— Aim —
State only how many lines below include the string "Enumerate".

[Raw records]

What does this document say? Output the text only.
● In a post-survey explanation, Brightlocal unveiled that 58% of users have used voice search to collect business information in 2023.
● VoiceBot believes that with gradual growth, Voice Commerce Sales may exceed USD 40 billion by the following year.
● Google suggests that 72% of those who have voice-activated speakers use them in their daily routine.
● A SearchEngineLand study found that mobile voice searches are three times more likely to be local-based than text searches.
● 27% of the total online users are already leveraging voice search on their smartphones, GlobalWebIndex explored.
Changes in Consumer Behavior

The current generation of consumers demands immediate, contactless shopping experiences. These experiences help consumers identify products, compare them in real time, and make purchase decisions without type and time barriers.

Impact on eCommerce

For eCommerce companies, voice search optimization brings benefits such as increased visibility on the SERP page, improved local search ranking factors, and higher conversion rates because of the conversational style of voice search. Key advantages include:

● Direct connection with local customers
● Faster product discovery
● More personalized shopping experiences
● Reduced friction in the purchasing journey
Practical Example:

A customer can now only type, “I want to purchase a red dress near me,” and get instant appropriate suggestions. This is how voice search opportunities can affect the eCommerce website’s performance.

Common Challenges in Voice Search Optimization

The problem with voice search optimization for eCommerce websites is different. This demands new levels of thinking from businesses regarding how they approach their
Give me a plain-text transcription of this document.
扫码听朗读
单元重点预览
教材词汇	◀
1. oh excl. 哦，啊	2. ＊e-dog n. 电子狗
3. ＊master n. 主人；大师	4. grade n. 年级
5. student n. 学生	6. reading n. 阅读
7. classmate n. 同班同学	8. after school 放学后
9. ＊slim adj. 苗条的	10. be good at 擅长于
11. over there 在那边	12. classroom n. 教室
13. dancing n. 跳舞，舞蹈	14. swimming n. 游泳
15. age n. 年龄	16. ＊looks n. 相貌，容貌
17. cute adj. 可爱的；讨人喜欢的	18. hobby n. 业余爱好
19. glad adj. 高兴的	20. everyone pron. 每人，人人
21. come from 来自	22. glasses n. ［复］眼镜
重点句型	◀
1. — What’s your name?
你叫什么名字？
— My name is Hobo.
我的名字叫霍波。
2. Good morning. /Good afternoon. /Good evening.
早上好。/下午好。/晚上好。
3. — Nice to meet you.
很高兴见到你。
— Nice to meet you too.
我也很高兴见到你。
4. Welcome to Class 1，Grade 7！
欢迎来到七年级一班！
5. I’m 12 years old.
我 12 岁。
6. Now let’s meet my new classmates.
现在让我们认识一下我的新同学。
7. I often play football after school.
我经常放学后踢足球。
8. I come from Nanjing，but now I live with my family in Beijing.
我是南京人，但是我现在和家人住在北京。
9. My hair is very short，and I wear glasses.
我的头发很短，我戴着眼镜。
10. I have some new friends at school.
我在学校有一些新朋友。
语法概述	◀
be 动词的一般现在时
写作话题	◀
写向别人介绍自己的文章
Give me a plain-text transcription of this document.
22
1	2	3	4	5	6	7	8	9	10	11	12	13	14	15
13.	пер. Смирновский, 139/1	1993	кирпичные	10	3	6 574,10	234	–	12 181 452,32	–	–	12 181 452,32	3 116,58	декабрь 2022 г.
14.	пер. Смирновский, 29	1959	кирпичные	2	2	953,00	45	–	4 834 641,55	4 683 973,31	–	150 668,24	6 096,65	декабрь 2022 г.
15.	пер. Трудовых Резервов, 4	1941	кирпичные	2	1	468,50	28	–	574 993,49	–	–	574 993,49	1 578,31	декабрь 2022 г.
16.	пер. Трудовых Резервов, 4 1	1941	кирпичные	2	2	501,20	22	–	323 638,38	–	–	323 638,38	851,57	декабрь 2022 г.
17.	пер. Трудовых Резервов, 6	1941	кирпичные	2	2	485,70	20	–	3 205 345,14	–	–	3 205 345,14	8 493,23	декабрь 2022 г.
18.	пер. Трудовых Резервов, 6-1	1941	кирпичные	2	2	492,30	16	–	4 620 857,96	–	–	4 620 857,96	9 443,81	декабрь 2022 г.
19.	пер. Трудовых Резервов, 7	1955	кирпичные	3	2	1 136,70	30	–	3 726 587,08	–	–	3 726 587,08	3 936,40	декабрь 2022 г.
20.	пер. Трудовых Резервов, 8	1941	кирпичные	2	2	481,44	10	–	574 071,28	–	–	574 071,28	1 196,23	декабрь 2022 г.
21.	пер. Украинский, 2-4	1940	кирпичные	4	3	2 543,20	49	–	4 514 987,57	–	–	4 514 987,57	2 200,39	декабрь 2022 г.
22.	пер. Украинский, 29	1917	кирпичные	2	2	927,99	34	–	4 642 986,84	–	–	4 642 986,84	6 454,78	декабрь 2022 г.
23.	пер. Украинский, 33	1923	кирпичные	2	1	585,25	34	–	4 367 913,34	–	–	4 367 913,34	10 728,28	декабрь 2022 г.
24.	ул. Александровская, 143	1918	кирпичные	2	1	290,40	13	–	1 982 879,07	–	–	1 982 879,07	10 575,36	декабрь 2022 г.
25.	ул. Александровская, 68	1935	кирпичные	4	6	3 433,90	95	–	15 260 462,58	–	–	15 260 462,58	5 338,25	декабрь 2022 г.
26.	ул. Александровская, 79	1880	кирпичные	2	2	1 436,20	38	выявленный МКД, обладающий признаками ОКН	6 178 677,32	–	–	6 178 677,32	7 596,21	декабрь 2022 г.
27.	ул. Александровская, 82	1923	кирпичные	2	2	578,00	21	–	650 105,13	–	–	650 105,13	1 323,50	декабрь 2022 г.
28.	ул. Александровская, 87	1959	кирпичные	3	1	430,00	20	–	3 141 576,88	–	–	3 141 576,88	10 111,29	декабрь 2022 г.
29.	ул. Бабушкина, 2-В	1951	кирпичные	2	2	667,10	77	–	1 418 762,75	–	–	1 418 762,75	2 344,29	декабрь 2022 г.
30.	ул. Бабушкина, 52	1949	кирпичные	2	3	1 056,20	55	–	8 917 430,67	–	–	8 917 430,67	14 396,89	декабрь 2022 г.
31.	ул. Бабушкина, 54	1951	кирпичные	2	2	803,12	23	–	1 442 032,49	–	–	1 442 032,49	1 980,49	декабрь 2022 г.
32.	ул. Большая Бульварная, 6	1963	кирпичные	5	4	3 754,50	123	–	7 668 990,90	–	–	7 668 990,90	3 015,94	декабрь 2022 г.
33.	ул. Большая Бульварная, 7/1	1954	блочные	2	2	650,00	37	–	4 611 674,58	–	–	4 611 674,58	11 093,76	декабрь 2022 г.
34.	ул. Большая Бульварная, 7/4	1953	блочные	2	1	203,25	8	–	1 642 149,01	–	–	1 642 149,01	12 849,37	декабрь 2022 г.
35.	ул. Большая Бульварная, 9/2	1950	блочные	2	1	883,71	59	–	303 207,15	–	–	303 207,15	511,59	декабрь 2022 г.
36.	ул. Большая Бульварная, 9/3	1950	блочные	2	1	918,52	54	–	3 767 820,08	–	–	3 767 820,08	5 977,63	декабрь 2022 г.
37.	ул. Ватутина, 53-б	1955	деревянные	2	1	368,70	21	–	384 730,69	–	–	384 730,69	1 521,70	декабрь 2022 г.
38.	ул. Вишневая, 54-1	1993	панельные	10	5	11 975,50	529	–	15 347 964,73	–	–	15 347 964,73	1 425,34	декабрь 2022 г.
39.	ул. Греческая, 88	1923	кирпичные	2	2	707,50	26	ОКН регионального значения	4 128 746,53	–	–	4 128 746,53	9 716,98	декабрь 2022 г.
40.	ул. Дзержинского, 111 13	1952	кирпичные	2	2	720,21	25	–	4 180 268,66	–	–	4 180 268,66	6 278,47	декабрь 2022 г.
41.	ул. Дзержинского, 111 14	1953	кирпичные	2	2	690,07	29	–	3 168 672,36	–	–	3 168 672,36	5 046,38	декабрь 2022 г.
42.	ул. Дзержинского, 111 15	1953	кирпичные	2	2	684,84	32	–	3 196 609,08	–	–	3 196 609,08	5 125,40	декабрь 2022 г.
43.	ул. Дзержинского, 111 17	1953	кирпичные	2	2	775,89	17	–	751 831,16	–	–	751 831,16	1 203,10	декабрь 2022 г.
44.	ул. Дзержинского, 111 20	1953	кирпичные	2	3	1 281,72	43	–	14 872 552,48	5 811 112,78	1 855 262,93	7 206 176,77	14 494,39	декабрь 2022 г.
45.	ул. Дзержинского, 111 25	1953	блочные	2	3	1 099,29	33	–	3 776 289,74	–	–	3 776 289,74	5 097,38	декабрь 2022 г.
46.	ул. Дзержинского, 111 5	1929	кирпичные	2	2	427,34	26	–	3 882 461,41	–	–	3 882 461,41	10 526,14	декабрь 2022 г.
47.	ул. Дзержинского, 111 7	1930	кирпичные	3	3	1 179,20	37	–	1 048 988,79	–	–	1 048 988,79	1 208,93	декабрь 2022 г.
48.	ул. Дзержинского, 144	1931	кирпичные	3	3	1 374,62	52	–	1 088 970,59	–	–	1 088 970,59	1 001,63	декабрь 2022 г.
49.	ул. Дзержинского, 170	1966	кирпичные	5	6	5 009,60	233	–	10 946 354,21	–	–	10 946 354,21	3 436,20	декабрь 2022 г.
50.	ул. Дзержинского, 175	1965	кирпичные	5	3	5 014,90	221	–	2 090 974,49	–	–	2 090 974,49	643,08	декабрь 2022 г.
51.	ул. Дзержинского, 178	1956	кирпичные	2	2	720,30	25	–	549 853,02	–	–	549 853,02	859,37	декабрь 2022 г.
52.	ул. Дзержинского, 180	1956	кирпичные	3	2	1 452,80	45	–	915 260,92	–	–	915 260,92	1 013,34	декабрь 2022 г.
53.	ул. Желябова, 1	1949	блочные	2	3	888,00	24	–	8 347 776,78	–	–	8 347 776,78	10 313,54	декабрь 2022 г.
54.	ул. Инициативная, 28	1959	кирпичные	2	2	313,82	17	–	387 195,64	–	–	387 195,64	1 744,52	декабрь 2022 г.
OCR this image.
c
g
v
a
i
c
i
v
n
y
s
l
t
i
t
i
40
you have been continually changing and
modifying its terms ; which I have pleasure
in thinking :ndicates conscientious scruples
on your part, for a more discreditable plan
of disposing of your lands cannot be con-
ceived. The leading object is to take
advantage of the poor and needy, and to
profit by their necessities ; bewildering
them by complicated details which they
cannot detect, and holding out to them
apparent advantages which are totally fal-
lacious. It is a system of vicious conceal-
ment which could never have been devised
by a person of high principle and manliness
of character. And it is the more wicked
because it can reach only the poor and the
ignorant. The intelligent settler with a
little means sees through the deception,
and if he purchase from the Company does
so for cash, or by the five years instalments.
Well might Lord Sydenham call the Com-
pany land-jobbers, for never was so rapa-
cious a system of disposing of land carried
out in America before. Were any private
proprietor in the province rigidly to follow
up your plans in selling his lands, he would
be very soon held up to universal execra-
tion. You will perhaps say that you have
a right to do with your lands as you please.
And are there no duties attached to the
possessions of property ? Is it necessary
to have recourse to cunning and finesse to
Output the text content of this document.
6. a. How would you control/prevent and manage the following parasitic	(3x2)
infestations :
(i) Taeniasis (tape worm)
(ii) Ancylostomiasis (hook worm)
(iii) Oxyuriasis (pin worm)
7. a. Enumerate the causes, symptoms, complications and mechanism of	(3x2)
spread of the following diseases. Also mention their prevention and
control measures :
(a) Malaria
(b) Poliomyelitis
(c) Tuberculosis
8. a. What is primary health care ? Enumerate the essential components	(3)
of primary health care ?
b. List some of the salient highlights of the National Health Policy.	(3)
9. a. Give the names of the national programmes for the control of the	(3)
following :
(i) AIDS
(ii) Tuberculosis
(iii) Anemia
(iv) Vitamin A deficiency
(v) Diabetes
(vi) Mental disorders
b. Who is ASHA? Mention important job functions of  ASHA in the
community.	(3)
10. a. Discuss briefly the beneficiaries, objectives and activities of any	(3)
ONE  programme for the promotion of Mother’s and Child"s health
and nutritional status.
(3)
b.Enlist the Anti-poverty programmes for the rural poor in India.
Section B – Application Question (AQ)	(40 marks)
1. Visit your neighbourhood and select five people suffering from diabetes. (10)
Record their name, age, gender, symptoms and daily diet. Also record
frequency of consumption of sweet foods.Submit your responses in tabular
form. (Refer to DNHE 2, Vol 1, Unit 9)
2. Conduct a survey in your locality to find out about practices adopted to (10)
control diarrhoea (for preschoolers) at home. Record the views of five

— Response —
2